All of the listing below must be repeated word for word. Pictures are the only thing to omit.

## Begin

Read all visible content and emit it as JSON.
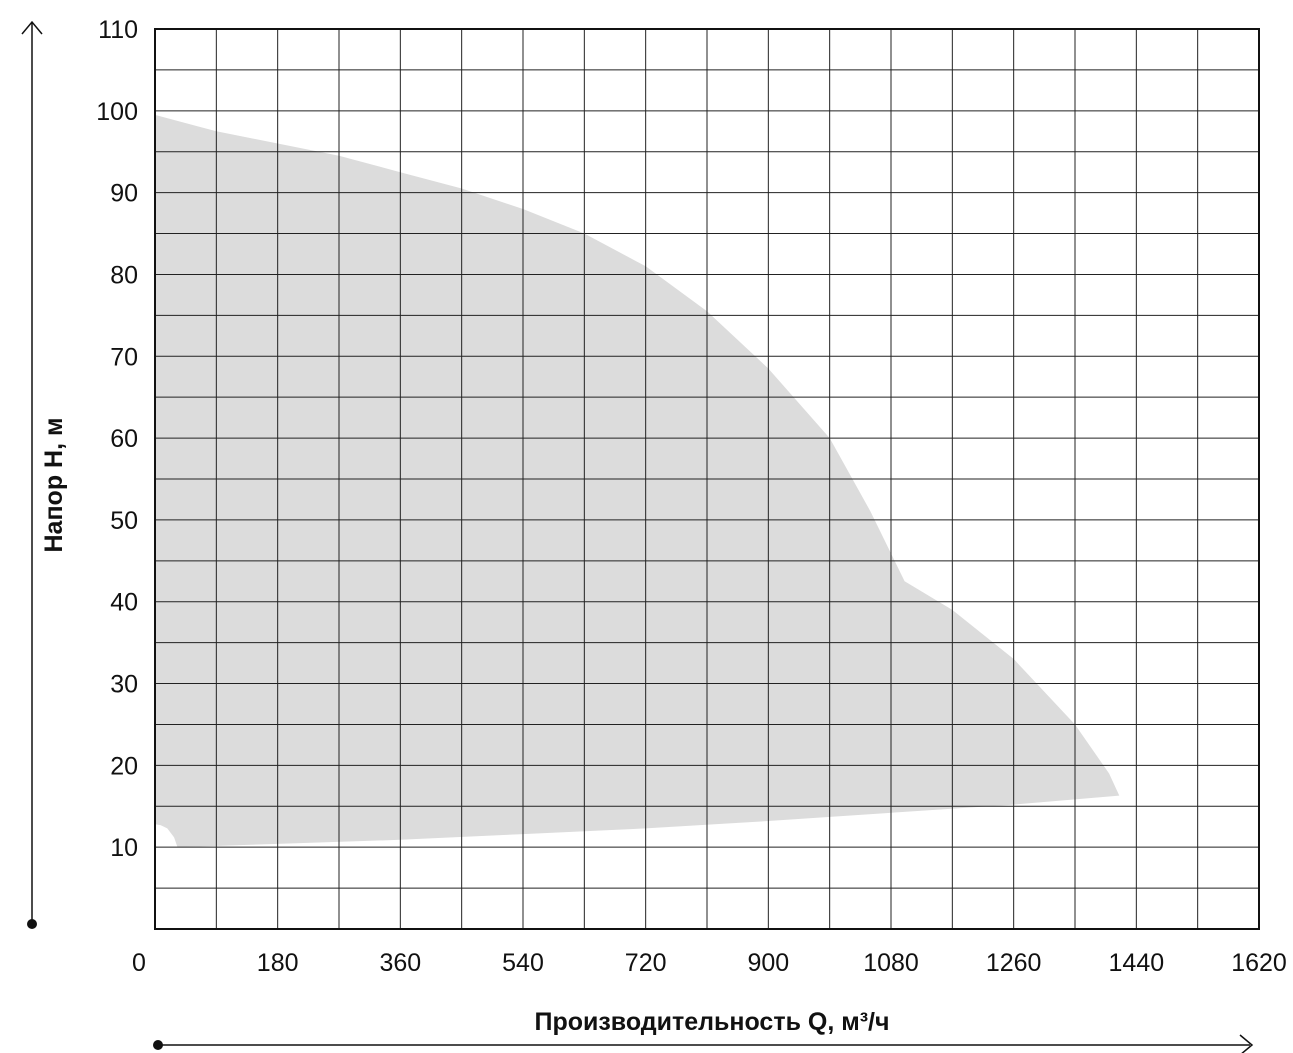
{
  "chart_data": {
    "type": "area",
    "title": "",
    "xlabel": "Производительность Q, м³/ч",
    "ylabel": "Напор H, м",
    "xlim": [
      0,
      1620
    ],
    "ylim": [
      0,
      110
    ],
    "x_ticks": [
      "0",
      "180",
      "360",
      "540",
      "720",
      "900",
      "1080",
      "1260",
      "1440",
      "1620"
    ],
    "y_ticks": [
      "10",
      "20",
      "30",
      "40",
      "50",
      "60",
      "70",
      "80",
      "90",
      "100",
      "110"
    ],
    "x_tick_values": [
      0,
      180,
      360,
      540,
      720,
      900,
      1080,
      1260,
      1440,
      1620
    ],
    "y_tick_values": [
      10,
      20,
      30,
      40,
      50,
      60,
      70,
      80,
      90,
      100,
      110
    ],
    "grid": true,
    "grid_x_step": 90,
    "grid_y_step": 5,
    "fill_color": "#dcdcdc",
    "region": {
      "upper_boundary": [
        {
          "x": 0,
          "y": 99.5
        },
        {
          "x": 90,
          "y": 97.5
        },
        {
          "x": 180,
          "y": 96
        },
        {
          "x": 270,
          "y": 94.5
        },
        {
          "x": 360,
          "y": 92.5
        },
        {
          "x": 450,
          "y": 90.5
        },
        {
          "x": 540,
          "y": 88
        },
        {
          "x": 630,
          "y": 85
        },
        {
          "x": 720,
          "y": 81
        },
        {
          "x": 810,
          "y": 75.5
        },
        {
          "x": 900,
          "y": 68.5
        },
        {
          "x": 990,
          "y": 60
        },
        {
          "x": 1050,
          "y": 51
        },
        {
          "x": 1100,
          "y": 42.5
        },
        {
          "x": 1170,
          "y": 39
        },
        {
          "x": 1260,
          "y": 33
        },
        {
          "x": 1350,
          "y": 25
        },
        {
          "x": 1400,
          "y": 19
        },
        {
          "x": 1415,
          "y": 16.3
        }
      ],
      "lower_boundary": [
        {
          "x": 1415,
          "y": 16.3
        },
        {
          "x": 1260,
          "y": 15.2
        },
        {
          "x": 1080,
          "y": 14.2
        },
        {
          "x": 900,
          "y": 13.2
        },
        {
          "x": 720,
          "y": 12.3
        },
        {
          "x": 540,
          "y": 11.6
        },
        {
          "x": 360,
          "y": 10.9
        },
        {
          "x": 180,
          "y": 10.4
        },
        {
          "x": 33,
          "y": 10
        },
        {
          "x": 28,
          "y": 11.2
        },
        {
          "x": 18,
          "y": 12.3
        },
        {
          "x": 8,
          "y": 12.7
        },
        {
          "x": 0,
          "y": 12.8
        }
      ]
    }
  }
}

## End

> **Answer below**
Read all visible content and emit it as JSON.
{
  "chart_data": {
    "type": "area",
    "title": "",
    "xlabel": "Производительность Q, м³/ч",
    "ylabel": "Напор H, м",
    "xlim": [
      0,
      1620
    ],
    "ylim": [
      0,
      110
    ],
    "x_ticks": [
      "0",
      "180",
      "360",
      "540",
      "720",
      "900",
      "1080",
      "1260",
      "1440",
      "1620"
    ],
    "y_ticks": [
      "10",
      "20",
      "30",
      "40",
      "50",
      "60",
      "70",
      "80",
      "90",
      "100",
      "110"
    ],
    "x_tick_values": [
      0,
      180,
      360,
      540,
      720,
      900,
      1080,
      1260,
      1440,
      1620
    ],
    "y_tick_values": [
      10,
      20,
      30,
      40,
      50,
      60,
      70,
      80,
      90,
      100,
      110
    ],
    "grid": true,
    "grid_x_step": 90,
    "grid_y_step": 5,
    "fill_color": "#dcdcdc",
    "region": {
      "upper_boundary": [
        {
          "x": 0,
          "y": 99.5
        },
        {
          "x": 90,
          "y": 97.5
        },
        {
          "x": 180,
          "y": 96
        },
        {
          "x": 270,
          "y": 94.5
        },
        {
          "x": 360,
          "y": 92.5
        },
        {
          "x": 450,
          "y": 90.5
        },
        {
          "x": 540,
          "y": 88
        },
        {
          "x": 630,
          "y": 85
        },
        {
          "x": 720,
          "y": 81
        },
        {
          "x": 810,
          "y": 75.5
        },
        {
          "x": 900,
          "y": 68.5
        },
        {
          "x": 990,
          "y": 60
        },
        {
          "x": 1050,
          "y": 51
        },
        {
          "x": 1100,
          "y": 42.5
        },
        {
          "x": 1170,
          "y": 39
        },
        {
          "x": 1260,
          "y": 33
        },
        {
          "x": 1350,
          "y": 25
        },
        {
          "x": 1400,
          "y": 19
        },
        {
          "x": 1415,
          "y": 16.3
        }
      ],
      "lower_boundary": [
        {
          "x": 1415,
          "y": 16.3
        },
        {
          "x": 1260,
          "y": 15.2
        },
        {
          "x": 1080,
          "y": 14.2
        },
        {
          "x": 900,
          "y": 13.2
        },
        {
          "x": 720,
          "y": 12.3
        },
        {
          "x": 540,
          "y": 11.6
        },
        {
          "x": 360,
          "y": 10.9
        },
        {
          "x": 180,
          "y": 10.4
        },
        {
          "x": 33,
          "y": 10
        },
        {
          "x": 28,
          "y": 11.2
        },
        {
          "x": 18,
          "y": 12.3
        },
        {
          "x": 8,
          "y": 12.7
        },
        {
          "x": 0,
          "y": 12.8
        }
      ]
    }
  }
}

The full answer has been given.